* What needs to be done: Reproduce the listing below verbatim.

╭─ Data for this task

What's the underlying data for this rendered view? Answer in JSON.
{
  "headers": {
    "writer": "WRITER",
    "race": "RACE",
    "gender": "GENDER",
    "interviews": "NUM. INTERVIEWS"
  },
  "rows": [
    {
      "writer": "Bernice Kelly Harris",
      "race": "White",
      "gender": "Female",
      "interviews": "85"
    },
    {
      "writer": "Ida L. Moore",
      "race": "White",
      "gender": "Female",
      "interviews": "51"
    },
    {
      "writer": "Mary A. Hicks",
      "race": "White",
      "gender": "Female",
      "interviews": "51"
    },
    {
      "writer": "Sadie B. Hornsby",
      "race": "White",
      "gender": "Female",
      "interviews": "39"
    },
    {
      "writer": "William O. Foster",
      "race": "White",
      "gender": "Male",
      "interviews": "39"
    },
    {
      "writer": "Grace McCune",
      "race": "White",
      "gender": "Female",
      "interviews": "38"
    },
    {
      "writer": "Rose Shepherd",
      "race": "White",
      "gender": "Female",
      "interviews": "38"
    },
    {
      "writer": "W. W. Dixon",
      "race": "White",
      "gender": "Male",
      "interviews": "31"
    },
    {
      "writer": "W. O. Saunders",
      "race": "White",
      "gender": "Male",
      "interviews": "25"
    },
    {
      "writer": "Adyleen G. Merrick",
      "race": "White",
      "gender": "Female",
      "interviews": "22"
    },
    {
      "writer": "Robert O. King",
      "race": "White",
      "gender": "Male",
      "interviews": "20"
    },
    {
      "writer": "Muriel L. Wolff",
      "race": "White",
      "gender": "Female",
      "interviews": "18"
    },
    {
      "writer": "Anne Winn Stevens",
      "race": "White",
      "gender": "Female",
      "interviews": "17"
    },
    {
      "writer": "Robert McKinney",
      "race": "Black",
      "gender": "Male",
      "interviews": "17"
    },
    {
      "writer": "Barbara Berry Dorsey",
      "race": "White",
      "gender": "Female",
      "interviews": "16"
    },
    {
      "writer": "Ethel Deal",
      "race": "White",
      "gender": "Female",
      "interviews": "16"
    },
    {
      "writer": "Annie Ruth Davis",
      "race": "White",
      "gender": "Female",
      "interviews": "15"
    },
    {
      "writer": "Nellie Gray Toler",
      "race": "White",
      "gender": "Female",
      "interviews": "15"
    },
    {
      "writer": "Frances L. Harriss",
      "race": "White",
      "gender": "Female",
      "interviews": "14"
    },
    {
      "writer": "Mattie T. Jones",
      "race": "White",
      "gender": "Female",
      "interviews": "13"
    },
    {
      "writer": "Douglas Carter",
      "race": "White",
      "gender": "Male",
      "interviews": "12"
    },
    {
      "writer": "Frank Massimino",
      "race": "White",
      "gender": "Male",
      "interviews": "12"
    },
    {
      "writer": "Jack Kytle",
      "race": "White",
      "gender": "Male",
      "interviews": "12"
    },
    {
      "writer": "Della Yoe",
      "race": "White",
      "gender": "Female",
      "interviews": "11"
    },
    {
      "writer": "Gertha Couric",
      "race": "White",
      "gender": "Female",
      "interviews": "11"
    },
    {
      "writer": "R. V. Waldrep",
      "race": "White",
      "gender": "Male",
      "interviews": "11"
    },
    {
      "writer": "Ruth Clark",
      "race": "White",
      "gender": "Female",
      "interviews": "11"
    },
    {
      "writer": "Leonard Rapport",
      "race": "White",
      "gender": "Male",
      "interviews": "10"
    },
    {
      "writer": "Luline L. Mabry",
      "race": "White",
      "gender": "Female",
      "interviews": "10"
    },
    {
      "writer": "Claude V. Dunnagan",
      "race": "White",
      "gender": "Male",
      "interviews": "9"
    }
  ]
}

╰─

* Complete response:
What's the underlying data for this rendered view? Answer in JSON.
{
  "headers": {
    "writer": "WRITER",
    "race": "RACE",
    "gender": "GENDER",
    "interviews": "NUM. INTERVIEWS"
  },
  "rows": [
    {
      "writer": "Bernice Kelly Harris",
      "race": "White",
      "gender": "Female",
      "interviews": "85"
    },
    {
      "writer": "Ida L. Moore",
      "race": "White",
      "gender": "Female",
      "interviews": "51"
    },
    {
      "writer": "Mary A. Hicks",
      "race": "White",
      "gender": "Female",
      "interviews": "51"
    },
    {
      "writer": "Sadie B. Hornsby",
      "race": "White",
      "gender": "Female",
      "interviews": "39"
    },
    {
      "writer": "William O. Foster",
      "race": "White",
      "gender": "Male",
      "interviews": "39"
    },
    {
      "writer": "Grace McCune",
      "race": "White",
      "gender": "Female",
      "interviews": "38"
    },
    {
      "writer": "Rose Shepherd",
      "race": "White",
      "gender": "Female",
      "interviews": "38"
    },
    {
      "writer": "W. W. Dixon",
      "race": "White",
      "gender": "Male",
      "interviews": "31"
    },
    {
      "writer": "W. O. Saunders",
      "race": "White",
      "gender": "Male",
      "interviews": "25"
    },
    {
      "writer": "Adyleen G. Merrick",
      "race": "White",
      "gender": "Female",
      "interviews": "22"
    },
    {
      "writer": "Robert O. King",
      "race": "White",
      "gender": "Male",
      "interviews": "20"
    },
    {
      "writer": "Muriel L. Wolff",
      "race": "White",
      "gender": "Female",
      "interviews": "18"
    },
    {
      "writer": "Anne Winn Stevens",
      "race": "White",
      "gender": "Female",
      "interviews": "17"
    },
    {
      "writer": "Robert McKinney",
      "race": "Black",
      "gender": "Male",
      "interviews": "17"
    },
    {
      "writer": "Barbara Berry Dorsey",
      "race": "White",
      "gender": "Female",
      "interviews": "16"
    },
    {
      "writer": "Ethel Deal",
      "race": "White",
      "gender": "Female",
      "interviews": "16"
    },
    {
      "writer": "Annie Ruth Davis",
      "race": "White",
      "gender": "Female",
      "interviews": "15"
    },
    {
      "writer": "Nellie Gray Toler",
      "race": "White",
      "gender": "Female",
      "interviews": "15"
    },
    {
      "writer": "Frances L. Harriss",
      "race": "White",
      "gender": "Female",
      "interviews": "14"
    },
    {
      "writer": "Mattie T. Jones",
      "race": "White",
      "gender": "Female",
      "interviews": "13"
    },
    {
      "writer": "Douglas Carter",
      "race": "White",
      "gender": "Male",
      "interviews": "12"
    },
    {
      "writer": "Frank Massimino",
      "race": "White",
      "gender": "Male",
      "interviews": "12"
    },
    {
      "writer": "Jack Kytle",
      "race": "White",
      "gender": "Male",
      "interviews": "12"
    },
    {
      "writer": "Della Yoe",
      "race": "White",
      "gender": "Female",
      "interviews": "11"
    },
    {
      "writer": "Gertha Couric",
      "race": "White",
      "gender": "Female",
      "interviews": "11"
    },
    {
      "writer": "R. V. Waldrep",
      "race": "White",
      "gender": "Male",
      "interviews": "11"
    },
    {
      "writer": "Ruth Clark",
      "race": "White",
      "gender": "Female",
      "interviews": "11"
    },
    {
      "writer": "Leonard Rapport",
      "race": "White",
      "gender": "Male",
      "interviews": "10"
    },
    {
      "writer": "Luline L. Mabry",
      "race": "White",
      "gender": "Female",
      "interviews": "10"
    },
    {
      "writer": "Claude V. Dunnagan",
      "race": "White",
      "gender": "Male",
      "interviews": "9"
    }
  ]
}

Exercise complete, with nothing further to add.